**What to do:** Set all the material down again unchanged, without the pictures.
※
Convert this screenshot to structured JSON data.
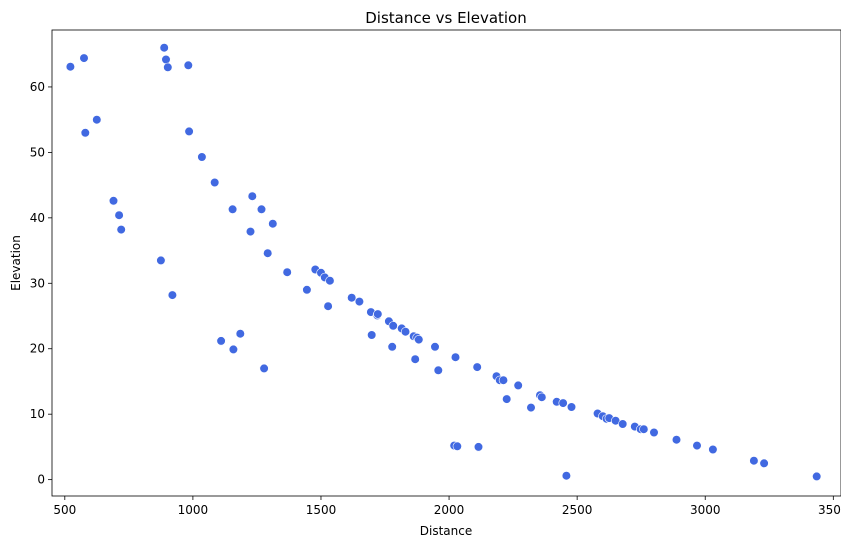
{
  "chart_data": {
    "type": "scatter",
    "title": "Distance vs Elevation",
    "xlabel": "Distance",
    "ylabel": "Elevation",
    "xlim": [
      450,
      3530
    ],
    "ylim": [
      -2.5,
      68.7
    ],
    "xticks": [
      500,
      1000,
      1500,
      2000,
      2500,
      3000,
      3500
    ],
    "yticks": [
      0,
      10,
      20,
      30,
      40,
      50,
      60
    ],
    "grid": false,
    "color": "#4169e1",
    "series": [
      {
        "points": [
          [
            522,
            63.1
          ],
          [
            575,
            64.4
          ],
          [
            580,
            53.0
          ],
          [
            625,
            55.0
          ],
          [
            690,
            42.6
          ],
          [
            712,
            40.4
          ],
          [
            720,
            38.2
          ],
          [
            875,
            33.5
          ],
          [
            888,
            66.0
          ],
          [
            895,
            64.2
          ],
          [
            902,
            63.0
          ],
          [
            920,
            28.2
          ],
          [
            982,
            63.3
          ],
          [
            985,
            53.2
          ],
          [
            1035,
            49.3
          ],
          [
            1085,
            45.4
          ],
          [
            1110,
            21.2
          ],
          [
            1155,
            41.3
          ],
          [
            1158,
            19.9
          ],
          [
            1185,
            22.3
          ],
          [
            1225,
            37.9
          ],
          [
            1232,
            43.3
          ],
          [
            1268,
            41.3
          ],
          [
            1278,
            17.0
          ],
          [
            1292,
            34.6
          ],
          [
            1312,
            39.1
          ],
          [
            1368,
            31.7
          ],
          [
            1445,
            29.0
          ],
          [
            1478,
            32.1
          ],
          [
            1500,
            31.6
          ],
          [
            1515,
            30.9
          ],
          [
            1528,
            26.5
          ],
          [
            1535,
            30.4
          ],
          [
            1620,
            27.8
          ],
          [
            1650,
            27.2
          ],
          [
            1695,
            25.6
          ],
          [
            1698,
            22.1
          ],
          [
            1720,
            25.1
          ],
          [
            1722,
            25.3
          ],
          [
            1765,
            24.2
          ],
          [
            1778,
            20.3
          ],
          [
            1782,
            23.5
          ],
          [
            1815,
            23.1
          ],
          [
            1830,
            22.6
          ],
          [
            1862,
            21.9
          ],
          [
            1868,
            18.4
          ],
          [
            1875,
            21.7
          ],
          [
            1882,
            21.4
          ],
          [
            1945,
            20.3
          ],
          [
            1958,
            16.7
          ],
          [
            2020,
            5.2
          ],
          [
            2025,
            18.7
          ],
          [
            2032,
            5.1
          ],
          [
            2110,
            17.2
          ],
          [
            2115,
            5.0
          ],
          [
            2185,
            15.8
          ],
          [
            2198,
            15.2
          ],
          [
            2212,
            15.2
          ],
          [
            2225,
            12.3
          ],
          [
            2270,
            14.4
          ],
          [
            2320,
            11.0
          ],
          [
            2355,
            12.9
          ],
          [
            2362,
            12.6
          ],
          [
            2420,
            11.9
          ],
          [
            2445,
            11.7
          ],
          [
            2458,
            0.6
          ],
          [
            2478,
            11.1
          ],
          [
            2580,
            10.1
          ],
          [
            2600,
            9.7
          ],
          [
            2615,
            9.3
          ],
          [
            2625,
            9.4
          ],
          [
            2650,
            9.0
          ],
          [
            2678,
            8.5
          ],
          [
            2725,
            8.1
          ],
          [
            2748,
            7.7
          ],
          [
            2760,
            7.7
          ],
          [
            2800,
            7.2
          ],
          [
            2888,
            6.1
          ],
          [
            2968,
            5.2
          ],
          [
            3030,
            4.6
          ],
          [
            3190,
            2.9
          ],
          [
            3230,
            2.5
          ],
          [
            3435,
            0.5
          ]
        ]
      }
    ]
  }
}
※
**Completed exercise:**
Convert this screenshot to structured JSON data.
{
  "chart_data": {
    "type": "scatter",
    "title": "Distance vs Elevation",
    "xlabel": "Distance",
    "ylabel": "Elevation",
    "xlim": [
      450,
      3530
    ],
    "ylim": [
      -2.5,
      68.7
    ],
    "xticks": [
      500,
      1000,
      1500,
      2000,
      2500,
      3000,
      3500
    ],
    "yticks": [
      0,
      10,
      20,
      30,
      40,
      50,
      60
    ],
    "grid": false,
    "color": "#4169e1",
    "series": [
      {
        "points": [
          [
            522,
            63.1
          ],
          [
            575,
            64.4
          ],
          [
            580,
            53.0
          ],
          [
            625,
            55.0
          ],
          [
            690,
            42.6
          ],
          [
            712,
            40.4
          ],
          [
            720,
            38.2
          ],
          [
            875,
            33.5
          ],
          [
            888,
            66.0
          ],
          [
            895,
            64.2
          ],
          [
            902,
            63.0
          ],
          [
            920,
            28.2
          ],
          [
            982,
            63.3
          ],
          [
            985,
            53.2
          ],
          [
            1035,
            49.3
          ],
          [
            1085,
            45.4
          ],
          [
            1110,
            21.2
          ],
          [
            1155,
            41.3
          ],
          [
            1158,
            19.9
          ],
          [
            1185,
            22.3
          ],
          [
            1225,
            37.9
          ],
          [
            1232,
            43.3
          ],
          [
            1268,
            41.3
          ],
          [
            1278,
            17.0
          ],
          [
            1292,
            34.6
          ],
          [
            1312,
            39.1
          ],
          [
            1368,
            31.7
          ],
          [
            1445,
            29.0
          ],
          [
            1478,
            32.1
          ],
          [
            1500,
            31.6
          ],
          [
            1515,
            30.9
          ],
          [
            1528,
            26.5
          ],
          [
            1535,
            30.4
          ],
          [
            1620,
            27.8
          ],
          [
            1650,
            27.2
          ],
          [
            1695,
            25.6
          ],
          [
            1698,
            22.1
          ],
          [
            1720,
            25.1
          ],
          [
            1722,
            25.3
          ],
          [
            1765,
            24.2
          ],
          [
            1778,
            20.3
          ],
          [
            1782,
            23.5
          ],
          [
            1815,
            23.1
          ],
          [
            1830,
            22.6
          ],
          [
            1862,
            21.9
          ],
          [
            1868,
            18.4
          ],
          [
            1875,
            21.7
          ],
          [
            1882,
            21.4
          ],
          [
            1945,
            20.3
          ],
          [
            1958,
            16.7
          ],
          [
            2020,
            5.2
          ],
          [
            2025,
            18.7
          ],
          [
            2032,
            5.1
          ],
          [
            2110,
            17.2
          ],
          [
            2115,
            5.0
          ],
          [
            2185,
            15.8
          ],
          [
            2198,
            15.2
          ],
          [
            2212,
            15.2
          ],
          [
            2225,
            12.3
          ],
          [
            2270,
            14.4
          ],
          [
            2320,
            11.0
          ],
          [
            2355,
            12.9
          ],
          [
            2362,
            12.6
          ],
          [
            2420,
            11.9
          ],
          [
            2445,
            11.7
          ],
          [
            2458,
            0.6
          ],
          [
            2478,
            11.1
          ],
          [
            2580,
            10.1
          ],
          [
            2600,
            9.7
          ],
          [
            2615,
            9.3
          ],
          [
            2625,
            9.4
          ],
          [
            2650,
            9.0
          ],
          [
            2678,
            8.5
          ],
          [
            2725,
            8.1
          ],
          [
            2748,
            7.7
          ],
          [
            2760,
            7.7
          ],
          [
            2800,
            7.2
          ],
          [
            2888,
            6.1
          ],
          [
            2968,
            5.2
          ],
          [
            3030,
            4.6
          ],
          [
            3190,
            2.9
          ],
          [
            3230,
            2.5
          ],
          [
            3435,
            0.5
          ]
        ]
      }
    ]
  }
}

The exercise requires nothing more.